■ RECORDS FOR THIS EXERCISE ■
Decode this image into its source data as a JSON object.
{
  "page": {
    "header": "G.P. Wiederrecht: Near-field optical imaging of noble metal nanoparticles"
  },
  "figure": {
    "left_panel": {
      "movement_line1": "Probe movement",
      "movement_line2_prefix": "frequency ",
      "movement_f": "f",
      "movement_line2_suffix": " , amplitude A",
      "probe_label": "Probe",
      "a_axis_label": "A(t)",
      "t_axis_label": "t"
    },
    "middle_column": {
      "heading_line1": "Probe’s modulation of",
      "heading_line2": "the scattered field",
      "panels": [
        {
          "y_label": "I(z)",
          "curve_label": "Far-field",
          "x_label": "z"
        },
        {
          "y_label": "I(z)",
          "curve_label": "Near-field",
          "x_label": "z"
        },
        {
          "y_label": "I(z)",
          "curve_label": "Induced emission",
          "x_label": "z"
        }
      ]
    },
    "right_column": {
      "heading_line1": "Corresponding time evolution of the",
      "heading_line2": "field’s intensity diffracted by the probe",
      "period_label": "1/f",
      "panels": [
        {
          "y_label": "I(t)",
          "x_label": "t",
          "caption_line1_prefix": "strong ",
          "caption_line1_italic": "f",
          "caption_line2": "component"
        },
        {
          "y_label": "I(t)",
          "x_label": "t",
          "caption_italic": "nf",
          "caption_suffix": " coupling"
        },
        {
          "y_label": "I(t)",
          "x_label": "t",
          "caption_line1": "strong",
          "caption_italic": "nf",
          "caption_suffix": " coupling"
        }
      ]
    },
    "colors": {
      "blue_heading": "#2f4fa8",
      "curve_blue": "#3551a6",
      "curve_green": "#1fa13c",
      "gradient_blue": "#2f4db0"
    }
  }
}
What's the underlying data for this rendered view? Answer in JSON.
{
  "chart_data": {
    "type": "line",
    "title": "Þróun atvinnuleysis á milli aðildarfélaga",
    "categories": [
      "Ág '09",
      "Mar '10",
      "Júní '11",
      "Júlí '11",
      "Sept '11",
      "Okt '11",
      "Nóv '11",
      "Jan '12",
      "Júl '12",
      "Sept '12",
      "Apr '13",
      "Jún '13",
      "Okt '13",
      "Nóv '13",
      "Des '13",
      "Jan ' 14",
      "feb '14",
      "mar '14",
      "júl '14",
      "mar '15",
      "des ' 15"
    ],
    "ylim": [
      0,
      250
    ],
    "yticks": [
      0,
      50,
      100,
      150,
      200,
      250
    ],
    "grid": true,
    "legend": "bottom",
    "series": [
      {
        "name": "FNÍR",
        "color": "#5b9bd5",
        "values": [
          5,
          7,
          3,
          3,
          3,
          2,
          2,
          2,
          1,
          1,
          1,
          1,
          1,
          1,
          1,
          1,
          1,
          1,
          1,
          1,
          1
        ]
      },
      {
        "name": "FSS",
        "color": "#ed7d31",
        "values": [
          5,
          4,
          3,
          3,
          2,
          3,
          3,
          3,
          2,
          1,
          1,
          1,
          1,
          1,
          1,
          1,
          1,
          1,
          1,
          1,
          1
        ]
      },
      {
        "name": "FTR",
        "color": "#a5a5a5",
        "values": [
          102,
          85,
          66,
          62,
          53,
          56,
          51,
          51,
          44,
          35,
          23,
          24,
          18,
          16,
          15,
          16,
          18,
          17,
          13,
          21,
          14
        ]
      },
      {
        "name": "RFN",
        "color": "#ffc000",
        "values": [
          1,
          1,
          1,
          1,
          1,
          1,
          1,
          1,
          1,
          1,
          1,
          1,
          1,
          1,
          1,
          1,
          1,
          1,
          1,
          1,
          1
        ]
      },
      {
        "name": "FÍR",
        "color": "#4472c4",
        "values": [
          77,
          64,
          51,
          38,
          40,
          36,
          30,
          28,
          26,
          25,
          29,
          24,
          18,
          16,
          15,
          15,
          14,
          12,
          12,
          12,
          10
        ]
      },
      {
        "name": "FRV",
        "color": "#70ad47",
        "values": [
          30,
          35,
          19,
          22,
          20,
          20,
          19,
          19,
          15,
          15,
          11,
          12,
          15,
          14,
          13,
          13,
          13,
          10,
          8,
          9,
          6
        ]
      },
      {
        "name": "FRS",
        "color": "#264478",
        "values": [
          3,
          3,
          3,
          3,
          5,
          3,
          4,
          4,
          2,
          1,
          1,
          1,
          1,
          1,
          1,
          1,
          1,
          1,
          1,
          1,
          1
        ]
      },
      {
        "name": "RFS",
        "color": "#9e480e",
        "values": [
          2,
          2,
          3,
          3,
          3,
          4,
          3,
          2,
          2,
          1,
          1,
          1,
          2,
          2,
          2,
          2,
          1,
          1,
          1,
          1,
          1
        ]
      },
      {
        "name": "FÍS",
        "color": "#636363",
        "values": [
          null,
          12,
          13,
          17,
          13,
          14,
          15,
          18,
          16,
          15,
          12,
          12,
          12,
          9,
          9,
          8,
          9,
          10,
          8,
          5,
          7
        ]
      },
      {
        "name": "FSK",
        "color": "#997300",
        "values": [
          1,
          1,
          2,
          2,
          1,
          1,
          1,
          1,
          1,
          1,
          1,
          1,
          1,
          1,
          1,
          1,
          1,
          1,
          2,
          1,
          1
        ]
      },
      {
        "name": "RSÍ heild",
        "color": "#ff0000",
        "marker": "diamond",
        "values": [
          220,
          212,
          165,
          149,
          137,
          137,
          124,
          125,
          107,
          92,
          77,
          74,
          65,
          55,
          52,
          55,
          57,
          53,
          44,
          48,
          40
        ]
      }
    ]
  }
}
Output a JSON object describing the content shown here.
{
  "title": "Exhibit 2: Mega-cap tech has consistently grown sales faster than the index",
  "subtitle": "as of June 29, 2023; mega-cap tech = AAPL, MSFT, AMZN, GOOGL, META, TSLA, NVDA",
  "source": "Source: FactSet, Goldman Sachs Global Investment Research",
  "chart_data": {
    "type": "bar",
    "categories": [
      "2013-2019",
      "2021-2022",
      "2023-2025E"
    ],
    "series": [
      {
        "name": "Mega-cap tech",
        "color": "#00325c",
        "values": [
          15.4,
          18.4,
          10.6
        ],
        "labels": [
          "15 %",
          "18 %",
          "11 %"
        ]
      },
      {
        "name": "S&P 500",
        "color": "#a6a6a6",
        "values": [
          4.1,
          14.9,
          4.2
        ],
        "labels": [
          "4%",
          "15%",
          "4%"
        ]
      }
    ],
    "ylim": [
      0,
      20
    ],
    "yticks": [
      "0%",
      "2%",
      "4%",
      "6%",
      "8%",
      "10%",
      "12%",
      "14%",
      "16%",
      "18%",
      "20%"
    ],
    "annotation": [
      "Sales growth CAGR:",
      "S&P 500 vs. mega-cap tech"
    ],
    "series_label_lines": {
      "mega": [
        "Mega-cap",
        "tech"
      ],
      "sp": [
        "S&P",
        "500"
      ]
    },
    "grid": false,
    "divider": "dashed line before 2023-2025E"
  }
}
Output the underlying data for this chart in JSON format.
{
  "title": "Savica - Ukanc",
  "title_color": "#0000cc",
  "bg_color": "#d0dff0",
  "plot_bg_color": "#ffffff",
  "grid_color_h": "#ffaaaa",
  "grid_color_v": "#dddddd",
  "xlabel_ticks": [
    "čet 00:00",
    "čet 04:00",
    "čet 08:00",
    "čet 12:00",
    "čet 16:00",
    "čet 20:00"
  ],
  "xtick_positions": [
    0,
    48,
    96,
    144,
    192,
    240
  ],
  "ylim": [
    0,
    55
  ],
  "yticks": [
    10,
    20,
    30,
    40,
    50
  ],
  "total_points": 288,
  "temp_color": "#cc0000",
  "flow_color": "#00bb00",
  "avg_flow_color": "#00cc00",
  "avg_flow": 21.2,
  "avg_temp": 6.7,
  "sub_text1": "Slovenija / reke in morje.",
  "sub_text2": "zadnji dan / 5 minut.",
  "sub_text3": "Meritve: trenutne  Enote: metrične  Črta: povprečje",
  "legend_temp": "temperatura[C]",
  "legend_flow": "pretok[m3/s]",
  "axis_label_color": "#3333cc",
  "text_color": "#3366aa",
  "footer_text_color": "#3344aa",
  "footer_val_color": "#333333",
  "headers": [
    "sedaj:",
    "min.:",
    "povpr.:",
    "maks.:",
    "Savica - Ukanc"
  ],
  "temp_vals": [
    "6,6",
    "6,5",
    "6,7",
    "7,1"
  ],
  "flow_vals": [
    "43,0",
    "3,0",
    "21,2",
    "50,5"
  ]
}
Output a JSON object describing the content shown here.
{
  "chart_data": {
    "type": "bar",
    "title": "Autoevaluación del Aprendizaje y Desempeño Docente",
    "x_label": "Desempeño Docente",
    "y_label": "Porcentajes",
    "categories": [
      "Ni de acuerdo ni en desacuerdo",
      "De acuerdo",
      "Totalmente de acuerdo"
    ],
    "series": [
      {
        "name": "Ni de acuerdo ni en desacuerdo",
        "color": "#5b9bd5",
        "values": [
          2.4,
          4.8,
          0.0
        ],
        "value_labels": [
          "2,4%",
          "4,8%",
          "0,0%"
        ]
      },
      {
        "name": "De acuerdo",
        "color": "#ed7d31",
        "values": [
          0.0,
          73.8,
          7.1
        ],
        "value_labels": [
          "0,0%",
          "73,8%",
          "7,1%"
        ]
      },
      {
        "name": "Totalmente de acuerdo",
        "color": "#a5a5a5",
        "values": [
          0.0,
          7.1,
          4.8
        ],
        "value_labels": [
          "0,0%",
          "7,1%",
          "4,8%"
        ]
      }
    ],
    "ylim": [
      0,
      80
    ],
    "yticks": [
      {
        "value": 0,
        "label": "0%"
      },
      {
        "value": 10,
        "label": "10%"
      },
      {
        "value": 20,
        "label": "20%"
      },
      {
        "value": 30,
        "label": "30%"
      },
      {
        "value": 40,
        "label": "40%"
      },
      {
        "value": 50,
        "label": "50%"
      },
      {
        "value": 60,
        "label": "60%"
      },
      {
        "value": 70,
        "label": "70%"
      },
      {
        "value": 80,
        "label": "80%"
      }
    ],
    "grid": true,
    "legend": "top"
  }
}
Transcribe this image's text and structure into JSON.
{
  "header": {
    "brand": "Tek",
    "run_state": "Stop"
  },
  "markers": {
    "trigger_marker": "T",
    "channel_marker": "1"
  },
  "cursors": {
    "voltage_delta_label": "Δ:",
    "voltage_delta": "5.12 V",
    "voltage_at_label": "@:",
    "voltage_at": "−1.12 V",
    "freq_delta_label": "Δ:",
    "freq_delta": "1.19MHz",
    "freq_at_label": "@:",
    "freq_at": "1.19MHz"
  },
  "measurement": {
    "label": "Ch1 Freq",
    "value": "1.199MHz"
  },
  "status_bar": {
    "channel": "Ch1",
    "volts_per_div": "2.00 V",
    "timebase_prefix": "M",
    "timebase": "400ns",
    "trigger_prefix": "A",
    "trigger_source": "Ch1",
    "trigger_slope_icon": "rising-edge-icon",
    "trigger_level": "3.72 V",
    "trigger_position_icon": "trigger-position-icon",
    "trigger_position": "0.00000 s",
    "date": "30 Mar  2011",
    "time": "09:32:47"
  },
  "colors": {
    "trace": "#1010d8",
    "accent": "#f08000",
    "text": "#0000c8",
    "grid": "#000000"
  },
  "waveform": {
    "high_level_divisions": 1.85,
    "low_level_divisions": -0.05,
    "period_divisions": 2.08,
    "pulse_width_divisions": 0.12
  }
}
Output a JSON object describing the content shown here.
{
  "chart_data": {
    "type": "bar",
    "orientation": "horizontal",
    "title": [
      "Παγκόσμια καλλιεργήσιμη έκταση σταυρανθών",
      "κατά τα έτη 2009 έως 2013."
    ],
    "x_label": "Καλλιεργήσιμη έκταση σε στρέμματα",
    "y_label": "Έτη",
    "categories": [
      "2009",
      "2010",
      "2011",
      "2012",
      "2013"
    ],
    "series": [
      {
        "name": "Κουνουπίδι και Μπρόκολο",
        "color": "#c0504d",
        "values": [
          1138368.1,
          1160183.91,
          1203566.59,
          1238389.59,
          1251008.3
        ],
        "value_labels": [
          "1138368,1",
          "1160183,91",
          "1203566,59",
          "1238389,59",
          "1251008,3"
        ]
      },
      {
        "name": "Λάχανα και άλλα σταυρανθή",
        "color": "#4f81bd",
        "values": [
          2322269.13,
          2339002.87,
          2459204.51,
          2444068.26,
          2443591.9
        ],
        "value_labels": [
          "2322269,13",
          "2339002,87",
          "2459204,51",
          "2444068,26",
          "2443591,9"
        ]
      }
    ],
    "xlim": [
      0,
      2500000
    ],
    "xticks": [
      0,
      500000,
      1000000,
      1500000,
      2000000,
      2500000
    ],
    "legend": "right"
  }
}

■ SHORT TASK ■
Pick out every line of the listing containing the word "JSON", and show those lines.

■ TASK ANSWER ■
Decode this image into its source data as a JSON object.
What's the underlying data for this rendered view? Answer in JSON.
Output a JSON object describing the content shown here.
Output the underlying data for this chart in JSON format.
Output a JSON object describing the content shown here.
Transcribe this image's text and structure into JSON.
Output a JSON object describing the content shown here.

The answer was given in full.